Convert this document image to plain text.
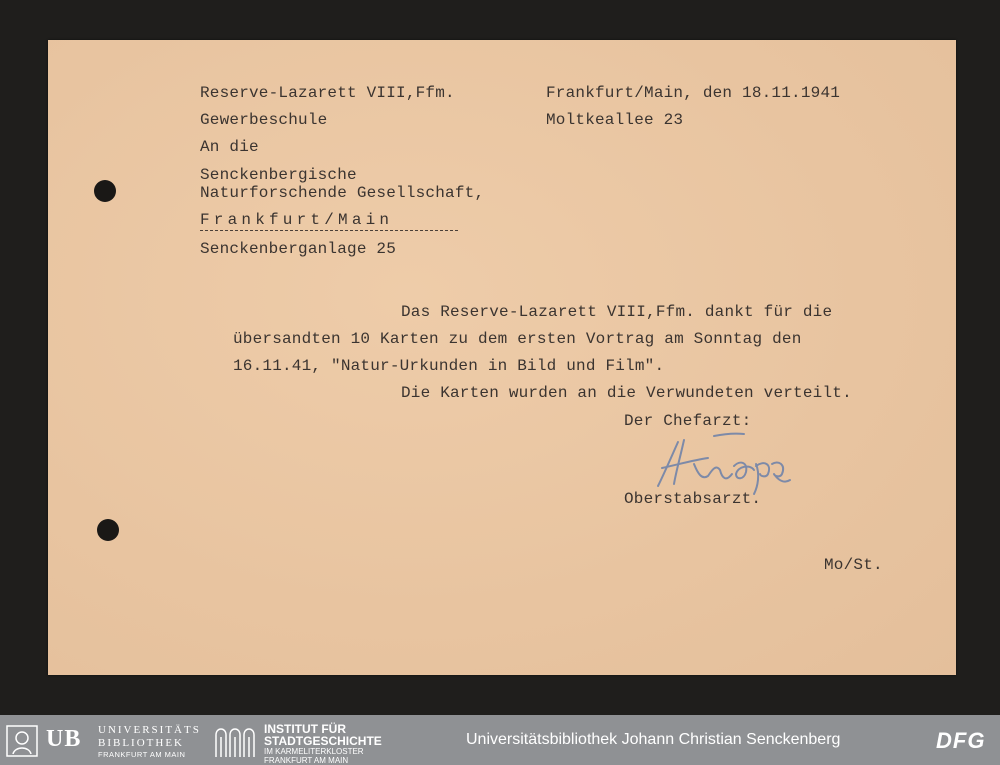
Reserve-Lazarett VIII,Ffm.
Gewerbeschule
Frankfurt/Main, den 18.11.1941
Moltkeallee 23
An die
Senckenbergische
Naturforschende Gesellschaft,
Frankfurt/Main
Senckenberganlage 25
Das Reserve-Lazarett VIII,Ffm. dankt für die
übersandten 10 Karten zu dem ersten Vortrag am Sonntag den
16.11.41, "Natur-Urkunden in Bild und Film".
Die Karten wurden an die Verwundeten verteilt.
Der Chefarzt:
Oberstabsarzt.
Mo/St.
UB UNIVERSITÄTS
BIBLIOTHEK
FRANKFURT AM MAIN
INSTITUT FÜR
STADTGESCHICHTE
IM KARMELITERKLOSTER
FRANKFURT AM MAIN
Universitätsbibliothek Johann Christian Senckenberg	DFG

****************************************

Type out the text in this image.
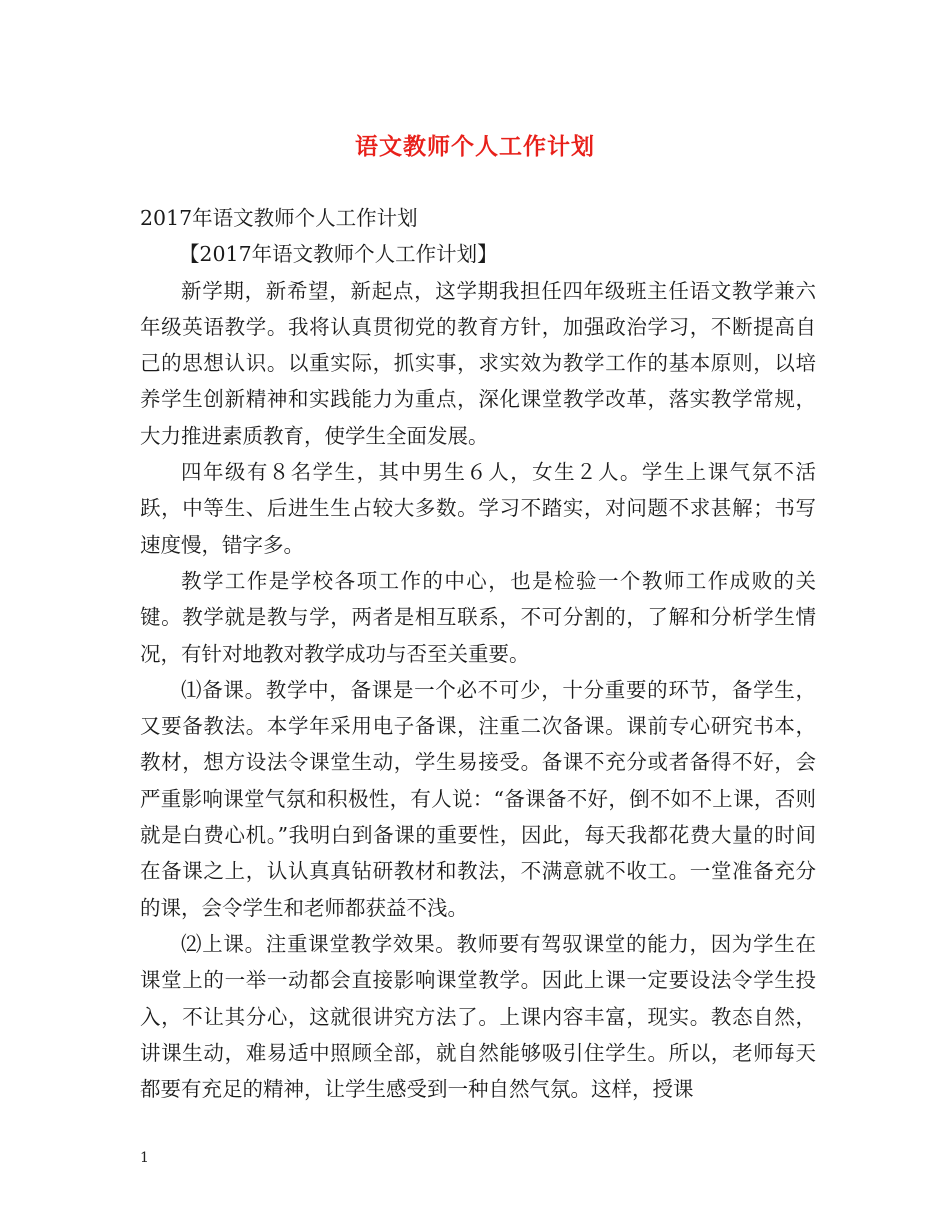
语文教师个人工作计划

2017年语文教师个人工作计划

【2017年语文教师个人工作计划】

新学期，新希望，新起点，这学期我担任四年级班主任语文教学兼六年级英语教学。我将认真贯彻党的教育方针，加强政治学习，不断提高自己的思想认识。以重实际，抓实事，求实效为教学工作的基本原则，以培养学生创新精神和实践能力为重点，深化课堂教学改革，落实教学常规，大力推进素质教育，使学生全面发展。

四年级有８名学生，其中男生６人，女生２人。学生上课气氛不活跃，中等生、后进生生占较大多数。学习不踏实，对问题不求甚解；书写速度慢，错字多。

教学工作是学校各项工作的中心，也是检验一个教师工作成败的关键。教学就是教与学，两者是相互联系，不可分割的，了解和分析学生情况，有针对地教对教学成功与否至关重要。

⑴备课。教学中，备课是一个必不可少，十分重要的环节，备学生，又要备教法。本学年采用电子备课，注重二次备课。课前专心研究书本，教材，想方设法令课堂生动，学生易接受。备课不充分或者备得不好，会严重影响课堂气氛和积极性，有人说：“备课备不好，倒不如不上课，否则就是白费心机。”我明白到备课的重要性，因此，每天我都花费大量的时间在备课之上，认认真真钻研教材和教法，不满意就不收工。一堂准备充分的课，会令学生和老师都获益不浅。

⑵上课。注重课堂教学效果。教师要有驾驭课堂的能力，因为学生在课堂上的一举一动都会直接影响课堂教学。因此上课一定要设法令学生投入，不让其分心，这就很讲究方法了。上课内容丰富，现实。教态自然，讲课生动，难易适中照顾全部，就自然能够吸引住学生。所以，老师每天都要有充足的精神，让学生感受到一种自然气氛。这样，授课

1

****************************************

▸ WORK TO BE COMPLETED
Scan the listing above. Gather each line that contains the word "Reserve".

▸ RESULT
Reserve-Lazarett VIII,Ffm.
Das Reserve-Lazarett VIII,Ffm. dankt für die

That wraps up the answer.